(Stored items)

§

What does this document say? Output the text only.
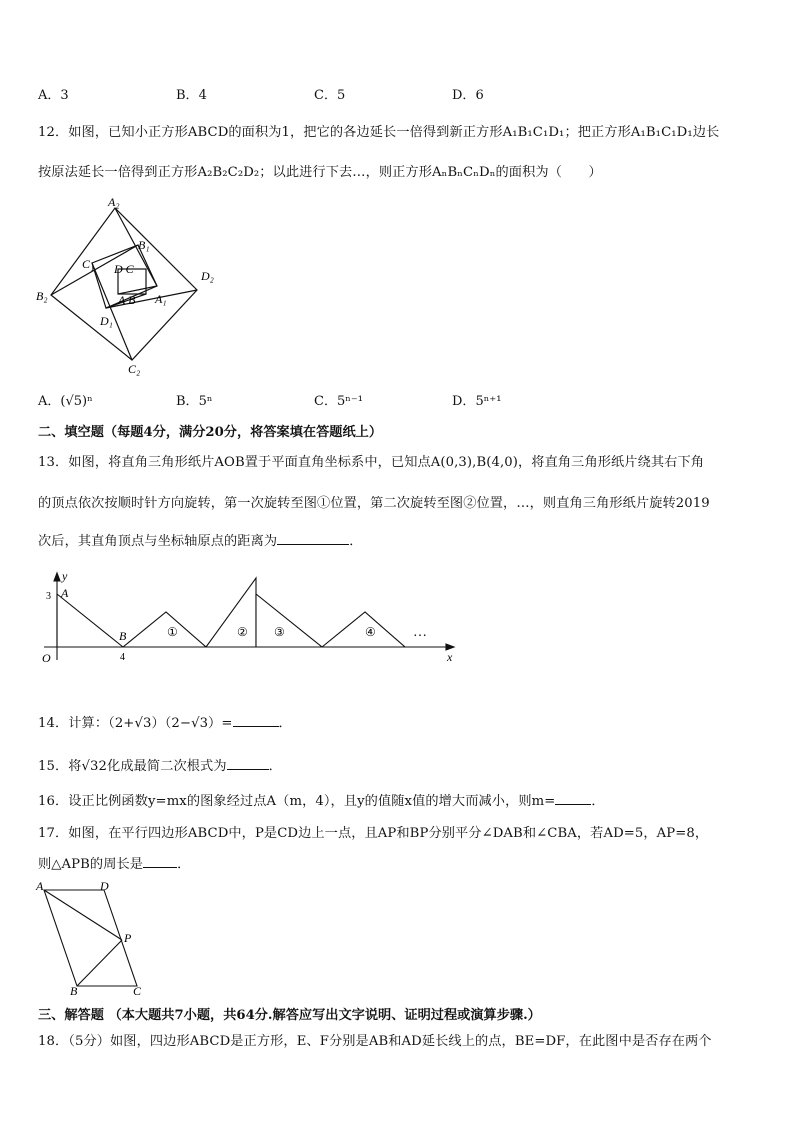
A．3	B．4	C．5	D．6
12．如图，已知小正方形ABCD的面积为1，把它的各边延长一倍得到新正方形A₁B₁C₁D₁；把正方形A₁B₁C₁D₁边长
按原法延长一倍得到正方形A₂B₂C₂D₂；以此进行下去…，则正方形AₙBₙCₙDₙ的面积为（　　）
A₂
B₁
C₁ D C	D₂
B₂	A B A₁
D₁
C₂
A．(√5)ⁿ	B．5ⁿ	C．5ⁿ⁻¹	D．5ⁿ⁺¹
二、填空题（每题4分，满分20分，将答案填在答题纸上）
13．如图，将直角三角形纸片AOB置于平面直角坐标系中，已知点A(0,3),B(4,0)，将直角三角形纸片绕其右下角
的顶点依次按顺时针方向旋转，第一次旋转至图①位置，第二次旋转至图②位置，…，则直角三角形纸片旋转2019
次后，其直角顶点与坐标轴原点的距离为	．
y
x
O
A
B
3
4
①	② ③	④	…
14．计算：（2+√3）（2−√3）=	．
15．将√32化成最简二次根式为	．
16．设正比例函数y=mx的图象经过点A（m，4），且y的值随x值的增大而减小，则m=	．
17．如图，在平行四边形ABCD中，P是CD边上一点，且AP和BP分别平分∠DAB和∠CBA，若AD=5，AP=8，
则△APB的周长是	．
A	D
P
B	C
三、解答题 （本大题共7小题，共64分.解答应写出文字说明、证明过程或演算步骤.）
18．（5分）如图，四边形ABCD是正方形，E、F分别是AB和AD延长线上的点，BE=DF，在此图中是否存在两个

§

Problem requirements
Write out the full listing verbatim, excluding its pictures.

Answer for this exercise
What does this document say? Output the text only.
A．3	B．4	C．5	D．6
12．如图，已知小正方形ABCD的面积为1，把它的各边延长一倍得到新正方形A₁B₁C₁D₁；把正方形A₁B₁C₁D₁边长
按原法延长一倍得到正方形A₂B₂C₂D₂；以此进行下去…，则正方形AₙBₙCₙDₙ的面积为（　　）
A₂
B₁
C₁ D C	D₂
B₂	A B A₁
D₁
C₂
A．(√5)ⁿ	B．5ⁿ	C．5ⁿ⁻¹	D．5ⁿ⁺¹
二、填空题（每题4分，满分20分，将答案填在答题纸上）
13．如图，将直角三角形纸片AOB置于平面直角坐标系中，已知点A(0,3),B(4,0)，将直角三角形纸片绕其右下角
的顶点依次按顺时针方向旋转，第一次旋转至图①位置，第二次旋转至图②位置，…，则直角三角形纸片旋转2019
次后，其直角顶点与坐标轴原点的距离为	．
y
x
O
A
B
3
4
①	② ③	④	…
14．计算：（2+√3）（2−√3）=	．
15．将√32化成最简二次根式为	．
16．设正比例函数y=mx的图象经过点A（m，4），且y的值随x值的增大而减小，则m=	．
17．如图，在平行四边形ABCD中，P是CD边上一点，且AP和BP分别平分∠DAB和∠CBA，若AD=5，AP=8，
则△APB的周长是	．
A	D
P
B	C
三、解答题 （本大题共7小题，共64分.解答应写出文字说明、证明过程或演算步骤.）
18．（5分）如图，四边形ABCD是正方形，E、F分别是AB和AD延长线上的点，BE=DF，在此图中是否存在两个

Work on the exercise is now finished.